Comb through the entries for "this" and pull out each line that holds it.

[Source data]
==================================================
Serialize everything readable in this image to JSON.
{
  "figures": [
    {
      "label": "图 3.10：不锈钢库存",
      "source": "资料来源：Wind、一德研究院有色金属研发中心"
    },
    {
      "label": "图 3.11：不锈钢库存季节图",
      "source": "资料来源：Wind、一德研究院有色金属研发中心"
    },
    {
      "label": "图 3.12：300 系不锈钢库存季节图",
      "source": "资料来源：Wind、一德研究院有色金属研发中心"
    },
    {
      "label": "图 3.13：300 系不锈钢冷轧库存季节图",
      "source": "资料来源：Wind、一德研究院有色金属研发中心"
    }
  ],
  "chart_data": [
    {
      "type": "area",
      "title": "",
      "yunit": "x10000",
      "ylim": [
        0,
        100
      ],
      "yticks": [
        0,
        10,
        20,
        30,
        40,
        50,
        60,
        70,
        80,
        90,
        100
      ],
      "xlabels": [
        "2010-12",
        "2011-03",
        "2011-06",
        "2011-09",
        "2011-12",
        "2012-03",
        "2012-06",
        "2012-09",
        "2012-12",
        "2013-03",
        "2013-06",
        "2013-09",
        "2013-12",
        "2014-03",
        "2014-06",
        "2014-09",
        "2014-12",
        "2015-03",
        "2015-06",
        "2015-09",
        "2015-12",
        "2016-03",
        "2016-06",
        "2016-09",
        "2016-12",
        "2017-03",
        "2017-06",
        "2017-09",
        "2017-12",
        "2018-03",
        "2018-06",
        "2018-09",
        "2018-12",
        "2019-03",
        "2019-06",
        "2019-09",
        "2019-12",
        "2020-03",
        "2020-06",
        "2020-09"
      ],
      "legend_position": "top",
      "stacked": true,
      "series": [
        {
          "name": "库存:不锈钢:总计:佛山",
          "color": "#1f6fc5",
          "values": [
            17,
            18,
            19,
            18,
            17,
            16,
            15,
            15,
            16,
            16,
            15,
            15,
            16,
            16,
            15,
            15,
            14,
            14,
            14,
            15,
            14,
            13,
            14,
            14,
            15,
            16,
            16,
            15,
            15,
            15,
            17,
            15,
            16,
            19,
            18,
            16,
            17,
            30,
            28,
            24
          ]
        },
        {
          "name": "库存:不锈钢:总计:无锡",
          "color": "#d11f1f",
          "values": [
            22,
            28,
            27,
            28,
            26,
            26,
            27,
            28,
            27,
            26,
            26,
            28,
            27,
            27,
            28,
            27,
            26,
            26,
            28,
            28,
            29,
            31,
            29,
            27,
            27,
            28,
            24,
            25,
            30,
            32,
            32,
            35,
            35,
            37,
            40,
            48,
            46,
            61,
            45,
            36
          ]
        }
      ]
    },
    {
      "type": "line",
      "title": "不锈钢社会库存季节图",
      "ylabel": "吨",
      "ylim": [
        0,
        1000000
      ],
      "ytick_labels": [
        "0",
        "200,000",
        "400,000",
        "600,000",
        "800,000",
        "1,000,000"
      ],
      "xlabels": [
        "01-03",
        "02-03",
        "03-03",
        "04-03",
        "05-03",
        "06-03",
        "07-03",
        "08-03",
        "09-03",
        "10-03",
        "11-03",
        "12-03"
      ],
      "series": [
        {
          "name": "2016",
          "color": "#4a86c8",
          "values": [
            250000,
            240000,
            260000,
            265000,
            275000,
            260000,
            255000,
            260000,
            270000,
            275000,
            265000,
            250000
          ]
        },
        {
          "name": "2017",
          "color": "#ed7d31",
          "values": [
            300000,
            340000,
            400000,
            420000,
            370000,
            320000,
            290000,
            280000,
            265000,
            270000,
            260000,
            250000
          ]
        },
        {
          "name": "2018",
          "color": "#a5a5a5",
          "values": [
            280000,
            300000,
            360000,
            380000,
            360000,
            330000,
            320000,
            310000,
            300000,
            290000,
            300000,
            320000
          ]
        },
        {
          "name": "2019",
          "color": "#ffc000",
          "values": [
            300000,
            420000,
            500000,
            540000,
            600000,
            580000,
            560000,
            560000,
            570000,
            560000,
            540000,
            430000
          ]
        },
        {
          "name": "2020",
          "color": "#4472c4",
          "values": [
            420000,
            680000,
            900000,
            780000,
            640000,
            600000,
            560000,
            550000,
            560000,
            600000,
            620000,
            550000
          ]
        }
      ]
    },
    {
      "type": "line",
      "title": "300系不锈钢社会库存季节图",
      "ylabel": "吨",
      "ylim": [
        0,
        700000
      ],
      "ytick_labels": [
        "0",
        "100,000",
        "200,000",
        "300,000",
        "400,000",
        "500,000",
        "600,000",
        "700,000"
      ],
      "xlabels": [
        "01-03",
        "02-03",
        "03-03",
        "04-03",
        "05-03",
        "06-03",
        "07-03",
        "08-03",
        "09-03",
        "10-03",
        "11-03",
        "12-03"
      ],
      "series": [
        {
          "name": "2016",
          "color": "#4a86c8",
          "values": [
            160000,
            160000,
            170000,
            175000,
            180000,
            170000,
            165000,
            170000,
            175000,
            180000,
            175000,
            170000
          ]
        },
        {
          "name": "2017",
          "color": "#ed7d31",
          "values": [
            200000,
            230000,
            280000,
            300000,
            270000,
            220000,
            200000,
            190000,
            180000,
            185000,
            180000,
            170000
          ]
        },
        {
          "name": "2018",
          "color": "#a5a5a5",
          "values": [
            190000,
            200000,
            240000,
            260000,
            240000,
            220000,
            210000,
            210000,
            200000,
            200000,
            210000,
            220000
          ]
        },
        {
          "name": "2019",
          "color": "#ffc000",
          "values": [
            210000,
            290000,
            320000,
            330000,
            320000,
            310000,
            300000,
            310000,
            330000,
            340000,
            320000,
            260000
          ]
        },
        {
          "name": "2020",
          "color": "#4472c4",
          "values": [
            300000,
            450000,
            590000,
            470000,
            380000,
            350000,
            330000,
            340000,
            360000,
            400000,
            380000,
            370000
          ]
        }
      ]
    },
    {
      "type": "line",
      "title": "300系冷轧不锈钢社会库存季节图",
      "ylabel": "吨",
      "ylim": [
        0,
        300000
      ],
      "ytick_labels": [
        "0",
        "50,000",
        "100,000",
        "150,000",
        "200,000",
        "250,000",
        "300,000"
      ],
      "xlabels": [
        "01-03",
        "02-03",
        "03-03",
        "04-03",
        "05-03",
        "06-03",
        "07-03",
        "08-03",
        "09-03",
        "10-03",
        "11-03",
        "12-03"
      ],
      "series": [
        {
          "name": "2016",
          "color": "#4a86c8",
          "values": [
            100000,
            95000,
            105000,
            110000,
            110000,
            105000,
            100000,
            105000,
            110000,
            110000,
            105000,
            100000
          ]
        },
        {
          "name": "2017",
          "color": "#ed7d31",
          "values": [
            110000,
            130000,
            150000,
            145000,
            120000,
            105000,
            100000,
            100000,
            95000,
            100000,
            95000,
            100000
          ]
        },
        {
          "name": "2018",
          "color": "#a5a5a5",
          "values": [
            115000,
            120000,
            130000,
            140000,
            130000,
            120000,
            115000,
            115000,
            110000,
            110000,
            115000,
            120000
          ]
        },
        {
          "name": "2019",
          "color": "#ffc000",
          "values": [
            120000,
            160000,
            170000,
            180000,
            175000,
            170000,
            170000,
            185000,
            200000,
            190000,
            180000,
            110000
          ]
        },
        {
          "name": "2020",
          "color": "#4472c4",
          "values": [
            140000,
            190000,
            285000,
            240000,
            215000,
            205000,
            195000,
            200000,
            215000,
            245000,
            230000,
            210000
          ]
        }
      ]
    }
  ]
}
==================================================
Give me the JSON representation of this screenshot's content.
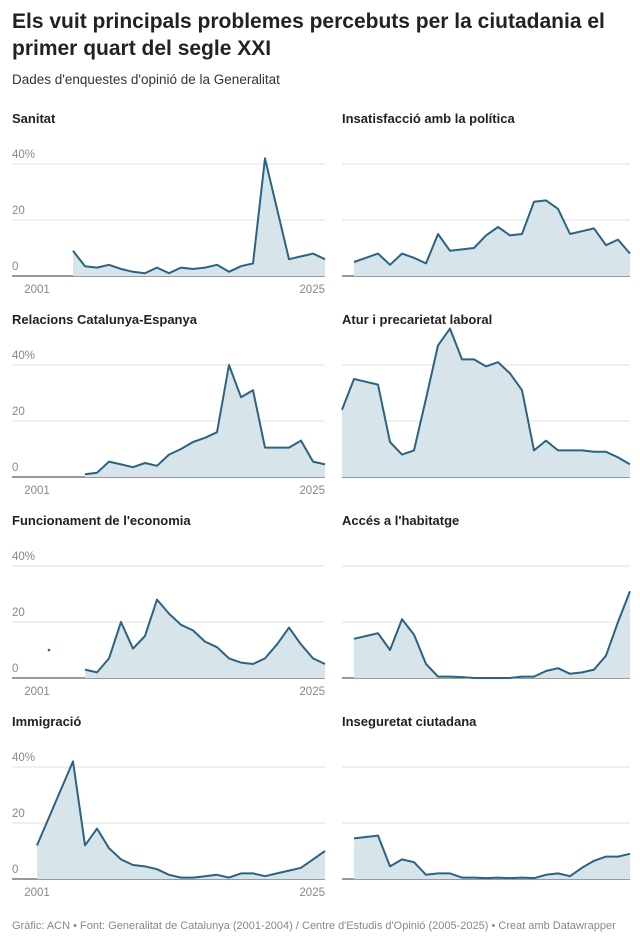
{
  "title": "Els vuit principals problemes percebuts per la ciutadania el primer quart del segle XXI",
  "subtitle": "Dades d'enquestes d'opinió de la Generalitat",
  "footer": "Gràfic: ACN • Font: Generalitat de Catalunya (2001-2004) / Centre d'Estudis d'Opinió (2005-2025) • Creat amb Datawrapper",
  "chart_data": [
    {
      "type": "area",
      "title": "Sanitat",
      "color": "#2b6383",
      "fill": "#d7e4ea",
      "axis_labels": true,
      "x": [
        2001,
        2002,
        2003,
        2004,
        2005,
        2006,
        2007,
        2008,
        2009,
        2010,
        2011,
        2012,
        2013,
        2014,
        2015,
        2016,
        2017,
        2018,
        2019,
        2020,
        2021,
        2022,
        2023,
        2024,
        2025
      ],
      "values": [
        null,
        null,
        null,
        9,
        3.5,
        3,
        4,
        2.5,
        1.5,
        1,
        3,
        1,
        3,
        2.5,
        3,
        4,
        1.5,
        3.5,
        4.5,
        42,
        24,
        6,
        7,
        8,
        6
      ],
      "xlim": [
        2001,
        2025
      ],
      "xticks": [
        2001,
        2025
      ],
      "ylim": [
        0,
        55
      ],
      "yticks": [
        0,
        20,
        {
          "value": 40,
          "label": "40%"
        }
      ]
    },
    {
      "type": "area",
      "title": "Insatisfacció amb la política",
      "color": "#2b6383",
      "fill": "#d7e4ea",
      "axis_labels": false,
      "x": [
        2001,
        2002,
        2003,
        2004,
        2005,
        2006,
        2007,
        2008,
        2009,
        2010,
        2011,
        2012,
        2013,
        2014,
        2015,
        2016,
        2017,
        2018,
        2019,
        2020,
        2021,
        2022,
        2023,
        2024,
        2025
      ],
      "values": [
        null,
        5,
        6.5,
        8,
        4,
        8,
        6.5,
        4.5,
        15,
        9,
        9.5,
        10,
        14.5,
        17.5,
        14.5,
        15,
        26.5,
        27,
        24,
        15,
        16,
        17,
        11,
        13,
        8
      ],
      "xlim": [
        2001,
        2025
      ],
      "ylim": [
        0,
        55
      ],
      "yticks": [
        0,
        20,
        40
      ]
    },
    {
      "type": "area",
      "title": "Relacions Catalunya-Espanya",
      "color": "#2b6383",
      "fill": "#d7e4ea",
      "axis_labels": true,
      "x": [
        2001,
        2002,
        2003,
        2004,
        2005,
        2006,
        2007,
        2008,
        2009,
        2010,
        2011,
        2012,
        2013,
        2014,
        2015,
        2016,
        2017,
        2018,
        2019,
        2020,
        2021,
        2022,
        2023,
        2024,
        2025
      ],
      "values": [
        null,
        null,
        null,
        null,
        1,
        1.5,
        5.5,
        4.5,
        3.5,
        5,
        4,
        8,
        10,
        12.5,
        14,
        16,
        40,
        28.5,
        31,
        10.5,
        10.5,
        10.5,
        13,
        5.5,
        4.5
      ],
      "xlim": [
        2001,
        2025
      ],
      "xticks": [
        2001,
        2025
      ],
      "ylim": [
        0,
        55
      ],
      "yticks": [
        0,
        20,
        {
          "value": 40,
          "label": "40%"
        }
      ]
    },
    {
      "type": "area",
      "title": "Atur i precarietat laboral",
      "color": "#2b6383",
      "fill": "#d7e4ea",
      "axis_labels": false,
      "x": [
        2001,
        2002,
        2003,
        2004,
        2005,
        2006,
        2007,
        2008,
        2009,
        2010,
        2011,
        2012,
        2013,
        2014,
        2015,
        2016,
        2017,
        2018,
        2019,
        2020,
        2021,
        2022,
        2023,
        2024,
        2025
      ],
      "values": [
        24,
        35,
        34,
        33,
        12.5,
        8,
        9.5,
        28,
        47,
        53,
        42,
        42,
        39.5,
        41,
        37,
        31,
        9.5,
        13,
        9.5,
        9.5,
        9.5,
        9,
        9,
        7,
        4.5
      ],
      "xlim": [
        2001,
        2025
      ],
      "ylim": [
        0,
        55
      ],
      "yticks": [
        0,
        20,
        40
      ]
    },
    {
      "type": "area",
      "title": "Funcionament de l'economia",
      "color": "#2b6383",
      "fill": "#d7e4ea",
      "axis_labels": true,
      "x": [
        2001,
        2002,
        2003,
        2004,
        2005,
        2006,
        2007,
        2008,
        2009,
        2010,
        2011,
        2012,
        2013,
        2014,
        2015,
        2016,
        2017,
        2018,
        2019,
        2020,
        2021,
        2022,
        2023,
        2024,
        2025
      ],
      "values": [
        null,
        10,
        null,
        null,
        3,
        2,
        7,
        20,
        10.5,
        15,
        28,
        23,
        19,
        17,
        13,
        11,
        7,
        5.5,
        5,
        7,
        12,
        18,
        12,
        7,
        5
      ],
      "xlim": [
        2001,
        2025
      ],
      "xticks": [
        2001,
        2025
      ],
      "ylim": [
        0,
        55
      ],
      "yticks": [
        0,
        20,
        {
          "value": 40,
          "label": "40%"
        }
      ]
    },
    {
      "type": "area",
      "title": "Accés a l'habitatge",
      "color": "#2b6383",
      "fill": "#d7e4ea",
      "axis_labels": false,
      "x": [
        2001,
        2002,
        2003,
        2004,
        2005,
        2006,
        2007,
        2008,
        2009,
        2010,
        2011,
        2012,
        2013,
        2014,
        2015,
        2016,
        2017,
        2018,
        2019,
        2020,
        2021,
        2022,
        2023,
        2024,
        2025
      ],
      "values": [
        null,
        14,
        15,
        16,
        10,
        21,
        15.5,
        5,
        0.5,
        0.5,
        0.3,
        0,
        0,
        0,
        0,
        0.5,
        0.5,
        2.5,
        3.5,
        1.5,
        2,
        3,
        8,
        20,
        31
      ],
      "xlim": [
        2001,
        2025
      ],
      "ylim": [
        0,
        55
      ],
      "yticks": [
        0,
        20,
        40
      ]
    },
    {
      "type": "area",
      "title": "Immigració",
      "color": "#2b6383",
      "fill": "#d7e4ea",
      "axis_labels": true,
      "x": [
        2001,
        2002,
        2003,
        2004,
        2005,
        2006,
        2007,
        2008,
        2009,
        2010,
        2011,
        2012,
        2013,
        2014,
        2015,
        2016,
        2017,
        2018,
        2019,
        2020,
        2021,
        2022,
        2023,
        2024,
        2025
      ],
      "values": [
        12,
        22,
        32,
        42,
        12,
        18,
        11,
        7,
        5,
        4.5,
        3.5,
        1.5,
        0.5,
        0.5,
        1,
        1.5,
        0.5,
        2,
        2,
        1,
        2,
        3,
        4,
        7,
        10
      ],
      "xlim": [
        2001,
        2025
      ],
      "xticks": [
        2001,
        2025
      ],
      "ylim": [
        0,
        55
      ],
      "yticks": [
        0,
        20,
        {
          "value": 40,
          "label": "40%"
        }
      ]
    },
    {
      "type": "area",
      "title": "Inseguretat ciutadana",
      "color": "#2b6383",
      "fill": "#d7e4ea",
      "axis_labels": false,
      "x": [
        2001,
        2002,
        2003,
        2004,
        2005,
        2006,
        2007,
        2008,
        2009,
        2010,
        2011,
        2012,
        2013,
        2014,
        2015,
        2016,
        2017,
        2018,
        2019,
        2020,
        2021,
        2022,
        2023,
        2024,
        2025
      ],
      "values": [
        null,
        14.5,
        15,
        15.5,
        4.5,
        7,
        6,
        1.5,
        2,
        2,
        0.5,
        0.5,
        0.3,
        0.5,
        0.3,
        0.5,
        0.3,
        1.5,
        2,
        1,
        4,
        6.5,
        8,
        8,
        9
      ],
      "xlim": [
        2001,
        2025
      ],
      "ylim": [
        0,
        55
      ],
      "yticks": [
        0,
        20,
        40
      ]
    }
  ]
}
==================================================
TASK SOLUTION:
Serialize everything readable in this image to JSON.
Give me the JSON representation of this screenshot's content.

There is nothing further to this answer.